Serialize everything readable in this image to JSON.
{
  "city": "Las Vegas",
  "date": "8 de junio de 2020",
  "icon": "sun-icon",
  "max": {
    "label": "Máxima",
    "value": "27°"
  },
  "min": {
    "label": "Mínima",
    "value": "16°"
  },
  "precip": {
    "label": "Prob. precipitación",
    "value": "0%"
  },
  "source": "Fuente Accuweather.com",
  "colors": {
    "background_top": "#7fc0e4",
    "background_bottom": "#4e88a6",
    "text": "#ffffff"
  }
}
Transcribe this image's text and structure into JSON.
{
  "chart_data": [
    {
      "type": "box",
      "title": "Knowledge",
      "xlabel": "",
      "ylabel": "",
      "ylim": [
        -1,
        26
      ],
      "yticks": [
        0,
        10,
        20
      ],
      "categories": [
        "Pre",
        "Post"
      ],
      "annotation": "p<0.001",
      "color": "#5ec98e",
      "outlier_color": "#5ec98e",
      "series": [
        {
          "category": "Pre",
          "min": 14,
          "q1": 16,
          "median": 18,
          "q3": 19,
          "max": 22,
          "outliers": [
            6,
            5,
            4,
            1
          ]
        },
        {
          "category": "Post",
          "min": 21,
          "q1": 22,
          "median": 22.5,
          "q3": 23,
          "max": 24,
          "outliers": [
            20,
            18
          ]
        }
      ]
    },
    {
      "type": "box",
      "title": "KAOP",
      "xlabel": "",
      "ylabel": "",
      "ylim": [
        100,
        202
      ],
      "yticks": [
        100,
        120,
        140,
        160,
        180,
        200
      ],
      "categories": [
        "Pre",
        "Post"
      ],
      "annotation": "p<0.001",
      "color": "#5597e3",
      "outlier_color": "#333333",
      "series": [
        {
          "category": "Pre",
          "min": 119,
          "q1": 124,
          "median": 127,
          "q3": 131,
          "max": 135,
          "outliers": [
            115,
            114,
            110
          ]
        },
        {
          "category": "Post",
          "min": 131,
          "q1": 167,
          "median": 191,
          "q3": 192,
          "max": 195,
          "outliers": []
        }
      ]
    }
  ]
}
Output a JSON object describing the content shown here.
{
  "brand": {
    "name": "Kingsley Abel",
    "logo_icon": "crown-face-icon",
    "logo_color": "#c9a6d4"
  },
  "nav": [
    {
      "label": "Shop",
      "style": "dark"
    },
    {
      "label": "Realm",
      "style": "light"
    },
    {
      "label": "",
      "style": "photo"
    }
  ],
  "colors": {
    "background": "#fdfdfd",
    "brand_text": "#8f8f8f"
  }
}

What you have to do »
Write out all the lines again, exactly as they are.

Solution to this exercise »
Serialize everything readable in this image to JSON.
{
  "city": "Las Vegas",
  "date": "8 de junio de 2020",
  "icon": "sun-icon",
  "max": {
    "label": "Máxima",
    "value": "27°"
  },
  "min": {
    "label": "Mínima",
    "value": "16°"
  },
  "precip": {
    "label": "Prob. precipitación",
    "value": "0%"
  },
  "source": "Fuente Accuweather.com",
  "colors": {
    "background_top": "#7fc0e4",
    "background_bottom": "#4e88a6",
    "text": "#ffffff"
  }
}
Transcribe this image's text and structure into JSON.
{
  "chart_data": [
    {
      "type": "box",
      "title": "Knowledge",
      "xlabel": "",
      "ylabel": "",
      "ylim": [
        -1,
        26
      ],
      "yticks": [
        0,
        10,
        20
      ],
      "categories": [
        "Pre",
        "Post"
      ],
      "annotation": "p<0.001",
      "color": "#5ec98e",
      "outlier_color": "#5ec98e",
      "series": [
        {
          "category": "Pre",
          "min": 14,
          "q1": 16,
          "median": 18,
          "q3": 19,
          "max": 22,
          "outliers": [
            6,
            5,
            4,
            1
          ]
        },
        {
          "category": "Post",
          "min": 21,
          "q1": 22,
          "median": 22.5,
          "q3": 23,
          "max": 24,
          "outliers": [
            20,
            18
          ]
        }
      ]
    },
    {
      "type": "box",
      "title": "KAOP",
      "xlabel": "",
      "ylabel": "",
      "ylim": [
        100,
        202
      ],
      "yticks": [
        100,
        120,
        140,
        160,
        180,
        200
      ],
      "categories": [
        "Pre",
        "Post"
      ],
      "annotation": "p<0.001",
      "color": "#5597e3",
      "outlier_color": "#333333",
      "series": [
        {
          "category": "Pre",
          "min": 119,
          "q1": 124,
          "median": 127,
          "q3": 131,
          "max": 135,
          "outliers": [
            115,
            114,
            110
          ]
        },
        {
          "category": "Post",
          "min": 131,
          "q1": 167,
          "median": 191,
          "q3": 192,
          "max": 195,
          "outliers": []
        }
      ]
    }
  ]
}
Output a JSON object describing the content shown here.
{
  "brand": {
    "name": "Kingsley Abel",
    "logo_icon": "crown-face-icon",
    "logo_color": "#c9a6d4"
  },
  "nav": [
    {
      "label": "Shop",
      "style": "dark"
    },
    {
      "label": "Realm",
      "style": "light"
    },
    {
      "label": "",
      "style": "photo"
    }
  ],
  "colors": {
    "background": "#fdfdfd",
    "brand_text": "#8f8f8f"
  }
}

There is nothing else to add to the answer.